Objective: Repeat the entries that follow verbatim, without any of their pictures.

BEGIN Records

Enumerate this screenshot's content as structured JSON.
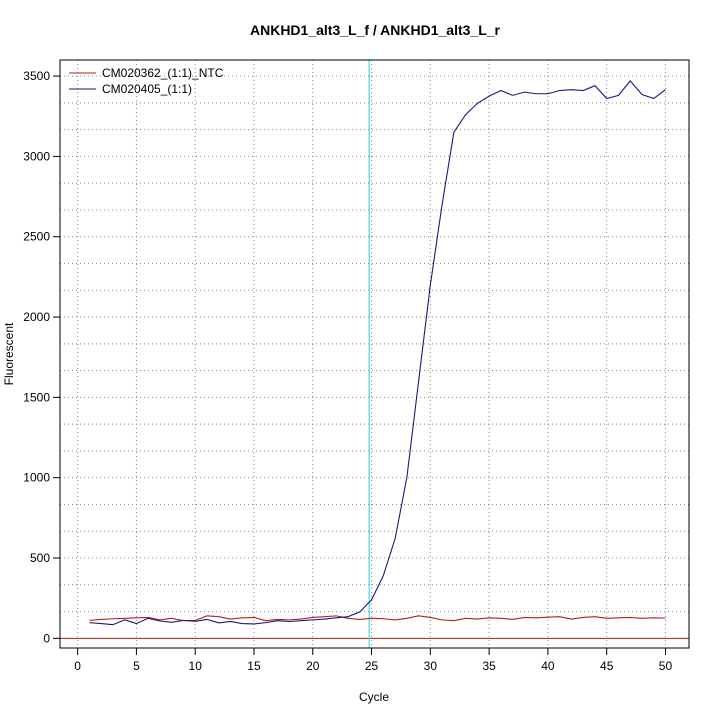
{
  "chart_data": {
    "type": "line",
    "title": "ANKHD1_alt3_L_f / ANKHD1_alt3_L_r",
    "xlabel": "Cycle",
    "ylabel": "Fluorescent",
    "xlim": [
      -1.5,
      52
    ],
    "ylim": [
      -60,
      3600
    ],
    "x_ticks": [
      0,
      5,
      10,
      15,
      20,
      25,
      30,
      35,
      40,
      45,
      50
    ],
    "y_ticks": [
      0,
      500,
      1000,
      1500,
      2000,
      2500,
      3000,
      3500
    ],
    "x_grid": [
      0,
      5,
      10,
      15,
      20,
      25,
      30,
      35,
      40,
      45,
      50
    ],
    "y_grid": [
      0,
      166.67,
      333.33,
      500,
      666.67,
      833.33,
      1000,
      1166.67,
      1333.33,
      1500,
      1666.67,
      1833.33,
      2000,
      2166.67,
      2333.33,
      2500,
      2666.67,
      2833.33,
      3000,
      3166.67,
      3333.33,
      3500
    ],
    "grid": true,
    "legend_position": "top-left",
    "threshold": {
      "x": 24.8,
      "color": "#40d8e8"
    },
    "baseline": {
      "y": 0,
      "color": "#aa2222"
    },
    "x": [
      1,
      2,
      3,
      4,
      5,
      6,
      7,
      8,
      9,
      10,
      11,
      12,
      13,
      14,
      15,
      16,
      17,
      18,
      19,
      20,
      21,
      22,
      23,
      24,
      25,
      26,
      27,
      28,
      29,
      30,
      31,
      32,
      33,
      34,
      35,
      36,
      37,
      38,
      39,
      40,
      41,
      42,
      43,
      44,
      45,
      46,
      47,
      48,
      49,
      50
    ],
    "series": [
      {
        "name": "CM020362_(1:1)_NTC",
        "color": "#aa2222",
        "values": [
          112,
          118,
          122,
          125,
          128,
          130,
          115,
          125,
          110,
          112,
          140,
          135,
          120,
          128,
          130,
          110,
          118,
          115,
          120,
          130,
          135,
          140,
          125,
          118,
          125,
          122,
          115,
          125,
          140,
          130,
          115,
          110,
          125,
          120,
          128,
          125,
          118,
          130,
          128,
          132,
          135,
          120,
          130,
          135,
          125,
          128,
          130,
          125,
          128,
          126
        ]
      },
      {
        "name": "CM020405_(1:1)",
        "color": "#1a1a7a",
        "values": [
          98,
          92,
          85,
          115,
          92,
          125,
          108,
          100,
          112,
          106,
          118,
          96,
          105,
          92,
          90,
          98,
          110,
          105,
          110,
          115,
          120,
          128,
          135,
          165,
          240,
          390,
          620,
          1000,
          1600,
          2200,
          2700,
          3150,
          3260,
          3330,
          3375,
          3410,
          3380,
          3400,
          3390,
          3390,
          3410,
          3415,
          3410,
          3440,
          3360,
          3380,
          3470,
          3385,
          3360,
          3415
        ]
      }
    ]
  }
}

END Records

Complete output:
Enumerate this screenshot's content as structured JSON.
{
  "chart_data": {
    "type": "line",
    "title": "ANKHD1_alt3_L_f / ANKHD1_alt3_L_r",
    "xlabel": "Cycle",
    "ylabel": "Fluorescent",
    "xlim": [
      -1.5,
      52
    ],
    "ylim": [
      -60,
      3600
    ],
    "x_ticks": [
      0,
      5,
      10,
      15,
      20,
      25,
      30,
      35,
      40,
      45,
      50
    ],
    "y_ticks": [
      0,
      500,
      1000,
      1500,
      2000,
      2500,
      3000,
      3500
    ],
    "x_grid": [
      0,
      5,
      10,
      15,
      20,
      25,
      30,
      35,
      40,
      45,
      50
    ],
    "y_grid": [
      0,
      166.67,
      333.33,
      500,
      666.67,
      833.33,
      1000,
      1166.67,
      1333.33,
      1500,
      1666.67,
      1833.33,
      2000,
      2166.67,
      2333.33,
      2500,
      2666.67,
      2833.33,
      3000,
      3166.67,
      3333.33,
      3500
    ],
    "grid": true,
    "legend_position": "top-left",
    "threshold": {
      "x": 24.8,
      "color": "#40d8e8"
    },
    "baseline": {
      "y": 0,
      "color": "#aa2222"
    },
    "x": [
      1,
      2,
      3,
      4,
      5,
      6,
      7,
      8,
      9,
      10,
      11,
      12,
      13,
      14,
      15,
      16,
      17,
      18,
      19,
      20,
      21,
      22,
      23,
      24,
      25,
      26,
      27,
      28,
      29,
      30,
      31,
      32,
      33,
      34,
      35,
      36,
      37,
      38,
      39,
      40,
      41,
      42,
      43,
      44,
      45,
      46,
      47,
      48,
      49,
      50
    ],
    "series": [
      {
        "name": "CM020362_(1:1)_NTC",
        "color": "#aa2222",
        "values": [
          112,
          118,
          122,
          125,
          128,
          130,
          115,
          125,
          110,
          112,
          140,
          135,
          120,
          128,
          130,
          110,
          118,
          115,
          120,
          130,
          135,
          140,
          125,
          118,
          125,
          122,
          115,
          125,
          140,
          130,
          115,
          110,
          125,
          120,
          128,
          125,
          118,
          130,
          128,
          132,
          135,
          120,
          130,
          135,
          125,
          128,
          130,
          125,
          128,
          126
        ]
      },
      {
        "name": "CM020405_(1:1)",
        "color": "#1a1a7a",
        "values": [
          98,
          92,
          85,
          115,
          92,
          125,
          108,
          100,
          112,
          106,
          118,
          96,
          105,
          92,
          90,
          98,
          110,
          105,
          110,
          115,
          120,
          128,
          135,
          165,
          240,
          390,
          620,
          1000,
          1600,
          2200,
          2700,
          3150,
          3260,
          3330,
          3375,
          3410,
          3380,
          3400,
          3390,
          3390,
          3410,
          3415,
          3410,
          3440,
          3360,
          3380,
          3470,
          3385,
          3360,
          3415
        ]
      }
    ]
  }
}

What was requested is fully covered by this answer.